Set exercise. Wherever a line holds the string "salinity", copy that line.
Dataset records start
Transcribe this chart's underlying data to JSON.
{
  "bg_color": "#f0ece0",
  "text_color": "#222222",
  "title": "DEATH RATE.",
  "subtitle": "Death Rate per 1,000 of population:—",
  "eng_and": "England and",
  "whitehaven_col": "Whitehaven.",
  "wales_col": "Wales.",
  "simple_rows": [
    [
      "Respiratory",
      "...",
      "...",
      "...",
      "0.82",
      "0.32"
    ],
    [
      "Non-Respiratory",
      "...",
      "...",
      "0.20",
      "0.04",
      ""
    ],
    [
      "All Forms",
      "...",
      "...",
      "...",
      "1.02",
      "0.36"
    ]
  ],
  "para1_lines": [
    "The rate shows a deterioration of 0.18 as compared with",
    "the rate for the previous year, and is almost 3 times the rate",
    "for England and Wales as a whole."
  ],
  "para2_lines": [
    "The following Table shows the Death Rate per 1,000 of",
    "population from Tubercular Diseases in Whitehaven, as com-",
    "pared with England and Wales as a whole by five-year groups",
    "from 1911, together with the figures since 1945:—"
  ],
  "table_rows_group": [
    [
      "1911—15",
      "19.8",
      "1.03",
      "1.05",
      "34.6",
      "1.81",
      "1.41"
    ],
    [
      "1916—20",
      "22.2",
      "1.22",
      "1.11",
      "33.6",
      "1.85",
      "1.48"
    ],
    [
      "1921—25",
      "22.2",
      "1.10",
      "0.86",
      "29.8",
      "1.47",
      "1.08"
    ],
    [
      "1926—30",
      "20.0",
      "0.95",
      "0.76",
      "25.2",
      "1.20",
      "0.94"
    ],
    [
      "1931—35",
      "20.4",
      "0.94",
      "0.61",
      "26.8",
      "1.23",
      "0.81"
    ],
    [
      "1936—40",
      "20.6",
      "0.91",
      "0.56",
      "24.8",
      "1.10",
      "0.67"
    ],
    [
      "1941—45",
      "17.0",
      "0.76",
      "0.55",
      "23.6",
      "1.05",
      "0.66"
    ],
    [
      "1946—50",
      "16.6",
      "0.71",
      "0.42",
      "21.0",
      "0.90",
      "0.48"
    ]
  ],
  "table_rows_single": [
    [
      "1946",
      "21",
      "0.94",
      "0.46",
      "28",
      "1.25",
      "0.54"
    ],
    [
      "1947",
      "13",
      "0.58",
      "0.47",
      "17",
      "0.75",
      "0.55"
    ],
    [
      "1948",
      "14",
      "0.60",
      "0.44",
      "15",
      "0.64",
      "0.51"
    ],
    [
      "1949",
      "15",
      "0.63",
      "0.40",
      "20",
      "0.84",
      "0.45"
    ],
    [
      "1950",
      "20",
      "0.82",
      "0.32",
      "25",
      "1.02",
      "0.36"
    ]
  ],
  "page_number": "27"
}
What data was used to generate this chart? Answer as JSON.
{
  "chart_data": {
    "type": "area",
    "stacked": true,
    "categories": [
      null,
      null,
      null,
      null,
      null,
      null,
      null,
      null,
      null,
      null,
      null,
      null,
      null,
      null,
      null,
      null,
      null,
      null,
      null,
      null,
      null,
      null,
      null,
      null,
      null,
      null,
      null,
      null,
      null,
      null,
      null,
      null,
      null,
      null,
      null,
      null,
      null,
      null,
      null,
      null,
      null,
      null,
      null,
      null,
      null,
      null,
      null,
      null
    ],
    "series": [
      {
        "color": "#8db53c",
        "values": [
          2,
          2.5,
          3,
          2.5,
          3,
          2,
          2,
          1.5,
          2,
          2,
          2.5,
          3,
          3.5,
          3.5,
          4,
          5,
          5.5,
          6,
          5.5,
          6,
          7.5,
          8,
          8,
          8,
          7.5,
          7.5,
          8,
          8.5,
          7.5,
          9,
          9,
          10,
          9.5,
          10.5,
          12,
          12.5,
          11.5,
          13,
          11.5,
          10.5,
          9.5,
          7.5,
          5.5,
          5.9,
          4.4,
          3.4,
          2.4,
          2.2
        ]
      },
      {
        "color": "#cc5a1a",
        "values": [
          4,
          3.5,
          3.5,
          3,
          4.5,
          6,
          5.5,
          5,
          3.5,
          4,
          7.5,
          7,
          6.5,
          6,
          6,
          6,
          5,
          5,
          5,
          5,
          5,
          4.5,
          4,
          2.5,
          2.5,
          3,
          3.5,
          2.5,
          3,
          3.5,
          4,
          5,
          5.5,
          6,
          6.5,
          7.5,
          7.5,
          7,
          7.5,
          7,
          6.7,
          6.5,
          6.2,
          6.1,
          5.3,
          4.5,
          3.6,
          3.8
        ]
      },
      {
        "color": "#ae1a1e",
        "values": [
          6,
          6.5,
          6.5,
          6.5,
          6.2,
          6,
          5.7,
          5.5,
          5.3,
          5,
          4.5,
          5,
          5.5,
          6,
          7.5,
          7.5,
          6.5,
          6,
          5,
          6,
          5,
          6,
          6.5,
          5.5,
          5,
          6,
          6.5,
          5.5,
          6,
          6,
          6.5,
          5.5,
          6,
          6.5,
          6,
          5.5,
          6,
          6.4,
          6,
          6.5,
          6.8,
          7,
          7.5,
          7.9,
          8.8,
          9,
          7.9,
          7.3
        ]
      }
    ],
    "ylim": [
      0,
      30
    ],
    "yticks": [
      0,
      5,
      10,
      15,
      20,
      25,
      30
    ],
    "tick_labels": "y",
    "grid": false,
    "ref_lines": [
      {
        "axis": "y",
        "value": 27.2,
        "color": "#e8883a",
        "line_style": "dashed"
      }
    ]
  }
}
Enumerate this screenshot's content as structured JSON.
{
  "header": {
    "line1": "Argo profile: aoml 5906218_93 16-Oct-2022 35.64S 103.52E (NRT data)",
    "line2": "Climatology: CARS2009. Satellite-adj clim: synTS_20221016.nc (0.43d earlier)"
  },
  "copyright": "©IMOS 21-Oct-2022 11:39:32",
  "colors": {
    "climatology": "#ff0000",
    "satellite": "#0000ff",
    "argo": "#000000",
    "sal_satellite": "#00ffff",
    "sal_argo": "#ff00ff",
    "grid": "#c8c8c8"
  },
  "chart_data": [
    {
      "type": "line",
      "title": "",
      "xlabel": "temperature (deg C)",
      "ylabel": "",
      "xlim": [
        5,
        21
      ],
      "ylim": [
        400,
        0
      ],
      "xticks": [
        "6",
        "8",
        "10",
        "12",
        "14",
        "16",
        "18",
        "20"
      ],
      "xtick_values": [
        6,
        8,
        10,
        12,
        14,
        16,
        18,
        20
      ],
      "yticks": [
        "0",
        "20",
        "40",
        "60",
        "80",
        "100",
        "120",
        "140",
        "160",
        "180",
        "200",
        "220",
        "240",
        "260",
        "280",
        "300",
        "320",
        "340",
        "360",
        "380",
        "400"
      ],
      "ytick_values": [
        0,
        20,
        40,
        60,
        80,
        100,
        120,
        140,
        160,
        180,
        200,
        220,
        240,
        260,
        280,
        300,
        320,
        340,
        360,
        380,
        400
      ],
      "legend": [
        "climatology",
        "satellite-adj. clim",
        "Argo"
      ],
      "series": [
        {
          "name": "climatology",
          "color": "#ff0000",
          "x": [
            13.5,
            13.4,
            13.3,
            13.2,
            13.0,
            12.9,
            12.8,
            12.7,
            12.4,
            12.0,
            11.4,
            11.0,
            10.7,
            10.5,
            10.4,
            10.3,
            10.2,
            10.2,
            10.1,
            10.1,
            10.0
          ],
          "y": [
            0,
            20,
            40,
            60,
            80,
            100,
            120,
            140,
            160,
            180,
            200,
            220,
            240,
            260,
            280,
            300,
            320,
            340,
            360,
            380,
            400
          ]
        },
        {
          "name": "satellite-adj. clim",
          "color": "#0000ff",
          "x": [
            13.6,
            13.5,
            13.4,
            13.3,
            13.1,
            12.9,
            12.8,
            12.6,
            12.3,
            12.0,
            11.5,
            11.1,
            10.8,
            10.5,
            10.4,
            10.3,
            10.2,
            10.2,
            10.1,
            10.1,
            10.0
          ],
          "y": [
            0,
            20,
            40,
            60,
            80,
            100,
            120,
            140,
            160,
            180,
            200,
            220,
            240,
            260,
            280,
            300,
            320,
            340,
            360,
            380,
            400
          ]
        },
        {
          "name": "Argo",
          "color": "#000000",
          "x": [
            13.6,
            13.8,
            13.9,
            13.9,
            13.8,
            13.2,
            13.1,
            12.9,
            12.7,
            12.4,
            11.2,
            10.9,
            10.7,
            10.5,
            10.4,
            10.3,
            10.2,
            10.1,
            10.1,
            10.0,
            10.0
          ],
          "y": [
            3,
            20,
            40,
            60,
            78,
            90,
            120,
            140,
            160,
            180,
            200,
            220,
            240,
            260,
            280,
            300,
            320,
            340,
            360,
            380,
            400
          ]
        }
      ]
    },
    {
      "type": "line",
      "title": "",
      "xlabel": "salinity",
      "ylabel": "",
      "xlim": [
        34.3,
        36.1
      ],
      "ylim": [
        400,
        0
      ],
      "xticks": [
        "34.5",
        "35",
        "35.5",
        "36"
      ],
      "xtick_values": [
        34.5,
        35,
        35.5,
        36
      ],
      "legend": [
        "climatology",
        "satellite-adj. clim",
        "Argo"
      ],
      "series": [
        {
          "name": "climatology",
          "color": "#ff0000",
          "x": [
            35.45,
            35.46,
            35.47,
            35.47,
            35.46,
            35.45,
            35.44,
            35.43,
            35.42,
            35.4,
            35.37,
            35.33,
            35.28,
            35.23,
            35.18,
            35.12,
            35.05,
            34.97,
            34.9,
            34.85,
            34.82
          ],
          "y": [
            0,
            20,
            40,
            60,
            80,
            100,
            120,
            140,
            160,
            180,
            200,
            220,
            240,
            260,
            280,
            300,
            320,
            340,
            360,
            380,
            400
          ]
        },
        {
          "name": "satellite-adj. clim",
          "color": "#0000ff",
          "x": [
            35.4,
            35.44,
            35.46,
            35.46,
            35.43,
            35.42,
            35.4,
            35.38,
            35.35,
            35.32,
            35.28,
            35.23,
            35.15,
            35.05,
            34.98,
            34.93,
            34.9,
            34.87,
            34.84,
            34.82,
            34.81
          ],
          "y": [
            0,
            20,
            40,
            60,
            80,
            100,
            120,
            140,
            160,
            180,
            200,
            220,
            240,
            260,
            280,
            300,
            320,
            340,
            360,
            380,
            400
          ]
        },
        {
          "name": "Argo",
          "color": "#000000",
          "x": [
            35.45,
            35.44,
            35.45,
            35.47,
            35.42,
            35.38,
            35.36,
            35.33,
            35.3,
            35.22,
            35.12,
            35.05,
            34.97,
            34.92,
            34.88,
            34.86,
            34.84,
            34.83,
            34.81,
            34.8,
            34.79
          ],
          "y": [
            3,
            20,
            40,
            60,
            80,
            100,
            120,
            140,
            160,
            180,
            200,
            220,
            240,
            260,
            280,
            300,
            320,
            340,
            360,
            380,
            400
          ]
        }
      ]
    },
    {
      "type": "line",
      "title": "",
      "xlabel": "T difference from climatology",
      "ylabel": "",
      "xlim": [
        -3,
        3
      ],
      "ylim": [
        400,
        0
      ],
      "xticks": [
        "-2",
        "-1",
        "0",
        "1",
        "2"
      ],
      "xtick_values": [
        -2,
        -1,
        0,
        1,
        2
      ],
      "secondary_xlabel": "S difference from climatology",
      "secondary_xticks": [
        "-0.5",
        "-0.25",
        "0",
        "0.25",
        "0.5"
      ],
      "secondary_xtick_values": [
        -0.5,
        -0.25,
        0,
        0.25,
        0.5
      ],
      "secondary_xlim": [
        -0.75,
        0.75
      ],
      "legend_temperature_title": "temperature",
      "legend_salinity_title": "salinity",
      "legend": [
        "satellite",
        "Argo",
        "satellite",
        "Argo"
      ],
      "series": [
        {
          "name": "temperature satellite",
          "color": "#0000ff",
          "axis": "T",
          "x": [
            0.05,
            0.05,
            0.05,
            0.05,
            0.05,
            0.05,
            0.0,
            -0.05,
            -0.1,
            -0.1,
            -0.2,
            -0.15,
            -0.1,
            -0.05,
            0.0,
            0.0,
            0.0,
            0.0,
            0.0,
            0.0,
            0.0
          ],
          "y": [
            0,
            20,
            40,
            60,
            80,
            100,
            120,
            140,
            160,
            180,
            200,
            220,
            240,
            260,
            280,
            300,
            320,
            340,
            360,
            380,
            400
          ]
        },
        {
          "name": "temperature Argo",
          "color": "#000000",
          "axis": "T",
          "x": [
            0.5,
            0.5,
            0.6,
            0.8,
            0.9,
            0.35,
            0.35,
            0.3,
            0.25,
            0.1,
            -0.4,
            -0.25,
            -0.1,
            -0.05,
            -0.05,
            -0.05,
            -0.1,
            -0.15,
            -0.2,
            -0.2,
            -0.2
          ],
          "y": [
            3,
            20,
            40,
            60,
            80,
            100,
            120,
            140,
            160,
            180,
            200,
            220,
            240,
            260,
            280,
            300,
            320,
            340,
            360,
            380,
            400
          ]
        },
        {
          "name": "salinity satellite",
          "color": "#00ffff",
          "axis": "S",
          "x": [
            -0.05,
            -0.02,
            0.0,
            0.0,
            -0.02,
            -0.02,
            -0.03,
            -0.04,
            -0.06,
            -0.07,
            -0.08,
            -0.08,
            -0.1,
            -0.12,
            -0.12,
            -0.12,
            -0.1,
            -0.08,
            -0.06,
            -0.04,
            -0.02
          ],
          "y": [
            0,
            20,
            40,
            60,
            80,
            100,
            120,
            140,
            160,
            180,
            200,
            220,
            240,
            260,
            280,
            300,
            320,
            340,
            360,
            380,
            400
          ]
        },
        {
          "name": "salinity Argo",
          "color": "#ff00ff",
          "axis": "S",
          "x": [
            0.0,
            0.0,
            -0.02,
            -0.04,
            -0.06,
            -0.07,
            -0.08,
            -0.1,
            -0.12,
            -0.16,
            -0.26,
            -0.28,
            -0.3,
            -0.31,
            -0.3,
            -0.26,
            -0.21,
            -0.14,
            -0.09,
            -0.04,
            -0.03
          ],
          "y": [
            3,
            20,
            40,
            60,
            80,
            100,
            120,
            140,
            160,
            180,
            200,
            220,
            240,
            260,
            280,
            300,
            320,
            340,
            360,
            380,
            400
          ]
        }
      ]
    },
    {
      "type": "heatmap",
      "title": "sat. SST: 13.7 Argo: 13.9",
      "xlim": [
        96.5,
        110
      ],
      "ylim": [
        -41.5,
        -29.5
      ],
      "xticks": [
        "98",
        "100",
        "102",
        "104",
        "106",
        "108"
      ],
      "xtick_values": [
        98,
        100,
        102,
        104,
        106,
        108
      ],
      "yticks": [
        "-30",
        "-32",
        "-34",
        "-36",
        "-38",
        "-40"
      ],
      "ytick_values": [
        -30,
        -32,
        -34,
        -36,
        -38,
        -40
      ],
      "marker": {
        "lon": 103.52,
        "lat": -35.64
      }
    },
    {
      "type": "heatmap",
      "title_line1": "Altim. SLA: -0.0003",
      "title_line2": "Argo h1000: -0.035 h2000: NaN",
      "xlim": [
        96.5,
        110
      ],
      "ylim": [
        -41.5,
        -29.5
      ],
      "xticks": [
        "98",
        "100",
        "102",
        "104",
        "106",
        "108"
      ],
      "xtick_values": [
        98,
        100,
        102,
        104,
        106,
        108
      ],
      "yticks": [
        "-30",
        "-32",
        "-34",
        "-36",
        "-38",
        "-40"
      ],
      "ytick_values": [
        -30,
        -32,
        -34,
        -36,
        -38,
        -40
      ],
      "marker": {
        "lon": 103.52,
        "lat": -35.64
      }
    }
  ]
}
Dataset records end
The answer.
      "xlabel": "salinity",
      "legend_salinity_title": "salinity",
          "name": "salinity satellite",
          "name": "salinity Argo",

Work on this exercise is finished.